PROBLEM REQUIREMENTS:
Transcribe all of the material below word for word and leave out its pictures.

EXERCISE MATERIAL:

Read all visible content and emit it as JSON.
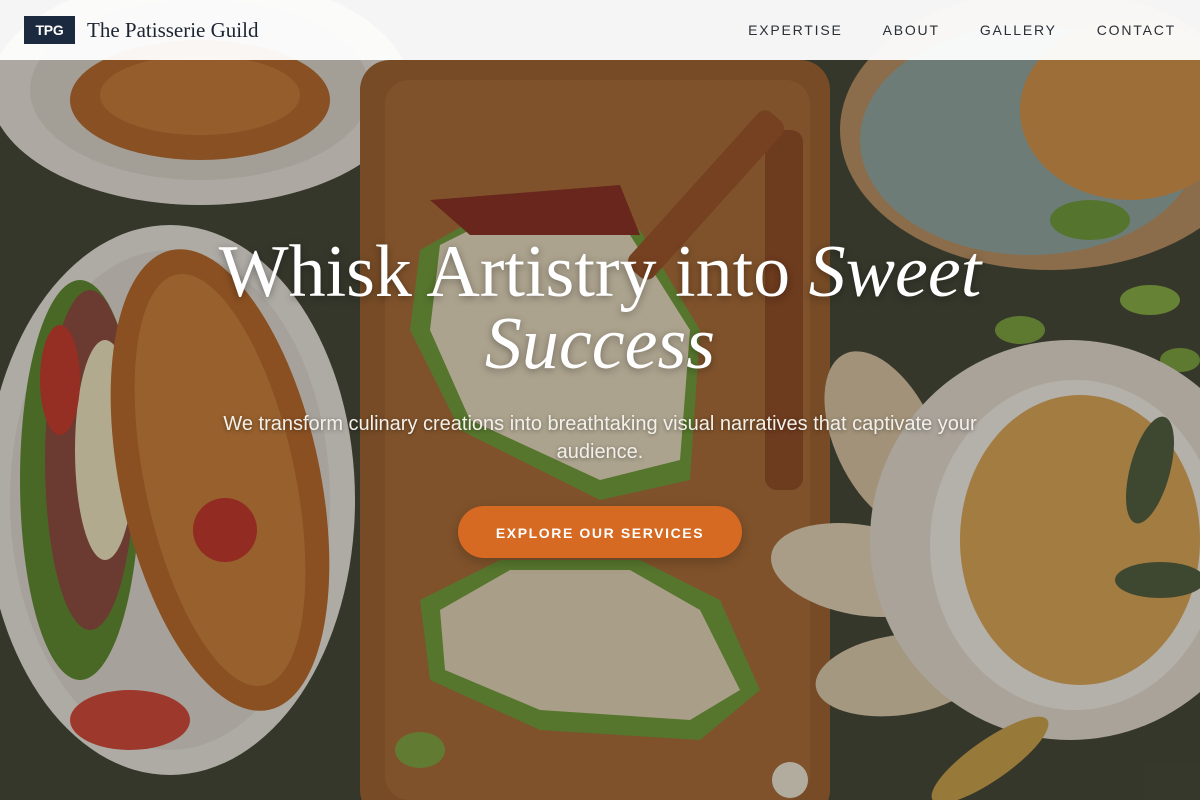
{
  "navbar": {
    "logo_badge": "TPG",
    "brand_name": "The Patisserie Guild",
    "links": [
      "EXPERTISE",
      "ABOUT",
      "GALLERY",
      "CONTACT"
    ]
  },
  "hero": {
    "title_plain": "Whisk Artistry into ",
    "title_emphasis": "Sweet Success",
    "subtitle": "We transform culinary creations into breathtaking visual narratives that captivate your audience.",
    "cta_label": "EXPLORE OUR SERVICES",
    "background_image": "food-spread-photo"
  },
  "colors": {
    "logo_badge_bg": "#1c2a3f",
    "cta_bg": "#d66a23",
    "navbar_bg": "#ffffff",
    "hero_text": "#ffffff"
  }
}
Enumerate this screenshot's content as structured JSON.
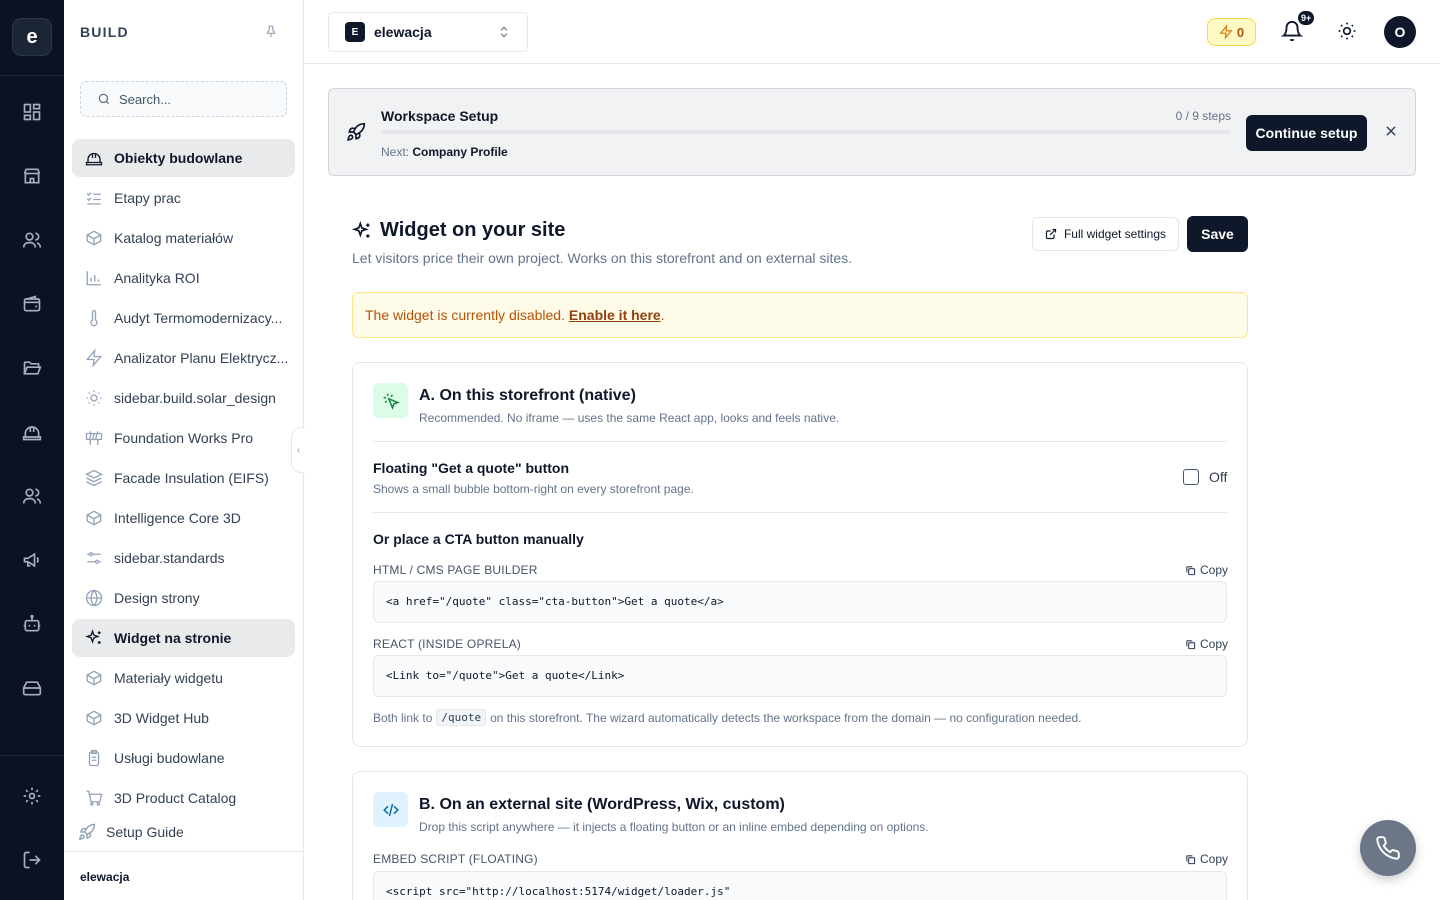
{
  "rail": {
    "logo": "e"
  },
  "sidebar": {
    "title": "BUILD",
    "search_placeholder": "Search...",
    "items": [
      {
        "label": "Obiekty budowlane",
        "icon": "hard-hat-icon",
        "active": true
      },
      {
        "label": "Etapy prac",
        "icon": "list-checks-icon",
        "active": false
      },
      {
        "label": "Katalog materiałów",
        "icon": "box-icon",
        "active": false
      },
      {
        "label": "Analityka ROI",
        "icon": "bar-chart-icon",
        "active": false
      },
      {
        "label": "Audyt Termomodernizacy...",
        "icon": "thermometer-icon",
        "active": false
      },
      {
        "label": "Analizator Planu Elektrycz...",
        "icon": "zap-icon",
        "active": false
      },
      {
        "label": "sidebar.build.solar_design",
        "icon": "sun-icon",
        "active": false
      },
      {
        "label": "Foundation Works Pro",
        "icon": "construction-icon",
        "active": false
      },
      {
        "label": "Facade Insulation (EIFS)",
        "icon": "layers-icon",
        "active": false
      },
      {
        "label": "Intelligence Core 3D",
        "icon": "box-icon",
        "active": false
      },
      {
        "label": "sidebar.standards",
        "icon": "sliders-icon",
        "active": false
      },
      {
        "label": "Design strony",
        "icon": "globe-icon",
        "active": false
      },
      {
        "label": "Widget na stronie",
        "icon": "sparkles-icon",
        "active": true
      },
      {
        "label": "Materiały widgetu",
        "icon": "box-icon",
        "active": false
      },
      {
        "label": "3D Widget Hub",
        "icon": "box-icon",
        "active": false
      },
      {
        "label": "Usługi budowlane",
        "icon": "clipboard-icon",
        "active": false
      },
      {
        "label": "3D Product Catalog",
        "icon": "cart-icon",
        "active": false
      }
    ],
    "setup_guide": "Setup Guide",
    "footer_workspace": "elewacja"
  },
  "header": {
    "workspace_badge": "E",
    "workspace_name": "elewacja",
    "credits": "0",
    "notification_count": "9+",
    "avatar_initial": "O"
  },
  "setup": {
    "title": "Workspace Setup",
    "steps": "0 / 9 steps",
    "progress": 0,
    "next_label": "Next:",
    "next_value": "Company Profile",
    "button": "Continue setup"
  },
  "widget": {
    "title": "Widget on your site",
    "subtitle": "Let visitors price their own project. Works on this storefront and on external sites.",
    "settings_button": "Full widget settings",
    "save_button": "Save",
    "alert_text": "The widget is currently disabled.",
    "alert_link": "Enable it here",
    "alert_end": "."
  },
  "card_a": {
    "title": "A. On this storefront (native)",
    "subtitle": "Recommended. No iframe — uses the same React app, looks and feels native.",
    "floating_title": "Floating \"Get a quote\" button",
    "floating_sub": "Shows a small bubble bottom-right on every storefront page.",
    "toggle_label": "Off",
    "manual_title": "Or place a CTA button manually",
    "html_caption": "HTML / CMS PAGE BUILDER",
    "html_code": "<a href=\"/quote\" class=\"cta-button\">Get a quote</a>",
    "react_caption": "REACT (INSIDE OPRELA)",
    "react_code": "<Link to=\"/quote\">Get a quote</Link>",
    "copy_label": "Copy",
    "note_before": "Both link to",
    "note_code": "/quote",
    "note_after": "on this storefront. The wizard automatically detects the workspace from the domain — no configuration needed."
  },
  "card_b": {
    "title": "B. On an external site (WordPress, Wix, custom)",
    "subtitle": "Drop this script anywhere — it injects a floating button or an inline embed depending on options.",
    "embed_caption": "EMBED SCRIPT (FLOATING)",
    "copy_label": "Copy",
    "embed_code": "<script src=\"http://localhost:5174/widget/loader.js\""
  },
  "colors": {
    "rail_bg": "#0b1222",
    "primary": "#0f172a",
    "warning_bg": "#fefbe8",
    "warning_text": "#b45309"
  }
}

ANSWER TO THIS PROBLEM:
Read all visible content and emit it as JSON.
{
  "navbar": {
    "logo_badge": "TPG",
    "brand_name": "The Patisserie Guild",
    "links": [
      "EXPERTISE",
      "ABOUT",
      "GALLERY",
      "CONTACT"
    ]
  },
  "hero": {
    "title_plain": "Whisk Artistry into ",
    "title_emphasis": "Sweet Success",
    "subtitle": "We transform culinary creations into breathtaking visual narratives that captivate your audience.",
    "cta_label": "EXPLORE OUR SERVICES",
    "background_image": "food-spread-photo"
  },
  "colors": {
    "logo_badge_bg": "#1c2a3f",
    "cta_bg": "#d66a23",
    "navbar_bg": "#ffffff",
    "hero_text": "#ffffff"
  }
}
Enumerate this screenshot's content as structured JSON.
{
  "rail": {
    "logo": "e"
  },
  "sidebar": {
    "title": "BUILD",
    "search_placeholder": "Search...",
    "items": [
      {
        "label": "Obiekty budowlane",
        "icon": "hard-hat-icon",
        "active": true
      },
      {
        "label": "Etapy prac",
        "icon": "list-checks-icon",
        "active": false
      },
      {
        "label": "Katalog materiałów",
        "icon": "box-icon",
        "active": false
      },
      {
        "label": "Analityka ROI",
        "icon": "bar-chart-icon",
        "active": false
      },
      {
        "label": "Audyt Termomodernizacy...",
        "icon": "thermometer-icon",
        "active": false
      },
      {
        "label": "Analizator Planu Elektrycz...",
        "icon": "zap-icon",
        "active": false
      },
      {
        "label": "sidebar.build.solar_design",
        "icon": "sun-icon",
        "active": false
      },
      {
        "label": "Foundation Works Pro",
        "icon": "construction-icon",
        "active": false
      },
      {
        "label": "Facade Insulation (EIFS)",
        "icon": "layers-icon",
        "active": false
      },
      {
        "label": "Intelligence Core 3D",
        "icon": "box-icon",
        "active": false
      },
      {
        "label": "sidebar.standards",
        "icon": "sliders-icon",
        "active": false
      },
      {
        "label": "Design strony",
        "icon": "globe-icon",
        "active": false
      },
      {
        "label": "Widget na stronie",
        "icon": "sparkles-icon",
        "active": true
      },
      {
        "label": "Materiały widgetu",
        "icon": "box-icon",
        "active": false
      },
      {
        "label": "3D Widget Hub",
        "icon": "box-icon",
        "active": false
      },
      {
        "label": "Usługi budowlane",
        "icon": "clipboard-icon",
        "active": false
      },
      {
        "label": "3D Product Catalog",
        "icon": "cart-icon",
        "active": false
      }
    ],
    "setup_guide": "Setup Guide",
    "footer_workspace": "elewacja"
  },
  "header": {
    "workspace_badge": "E",
    "workspace_name": "elewacja",
    "credits": "0",
    "notification_count": "9+",
    "avatar_initial": "O"
  },
  "setup": {
    "title": "Workspace Setup",
    "steps": "0 / 9 steps",
    "progress": 0,
    "next_label": "Next:",
    "next_value": "Company Profile",
    "button": "Continue setup"
  },
  "widget": {
    "title": "Widget on your site",
    "subtitle": "Let visitors price their own project. Works on this storefront and on external sites.",
    "settings_button": "Full widget settings",
    "save_button": "Save",
    "alert_text": "The widget is currently disabled.",
    "alert_link": "Enable it here",
    "alert_end": "."
  },
  "card_a": {
    "title": "A. On this storefront (native)",
    "subtitle": "Recommended. No iframe — uses the same React app, looks and feels native.",
    "floating_title": "Floating \"Get a quote\" button",
    "floating_sub": "Shows a small bubble bottom-right on every storefront page.",
    "toggle_label": "Off",
    "manual_title": "Or place a CTA button manually",
    "html_caption": "HTML / CMS PAGE BUILDER",
    "html_code": "<a href=\"/quote\" class=\"cta-button\">Get a quote</a>",
    "react_caption": "REACT (INSIDE OPRELA)",
    "react_code": "<Link to=\"/quote\">Get a quote</Link>",
    "copy_label": "Copy",
    "note_before": "Both link to",
    "note_code": "/quote",
    "note_after": "on this storefront. The wizard automatically detects the workspace from the domain — no configuration needed."
  },
  "card_b": {
    "title": "B. On an external site (WordPress, Wix, custom)",
    "subtitle": "Drop this script anywhere — it injects a floating button or an inline embed depending on options.",
    "embed_caption": "EMBED SCRIPT (FLOATING)",
    "copy_label": "Copy",
    "embed_code": "<script src=\"http://localhost:5174/widget/loader.js\""
  },
  "colors": {
    "rail_bg": "#0b1222",
    "primary": "#0f172a",
    "warning_bg": "#fefbe8",
    "warning_text": "#b45309"
  }
}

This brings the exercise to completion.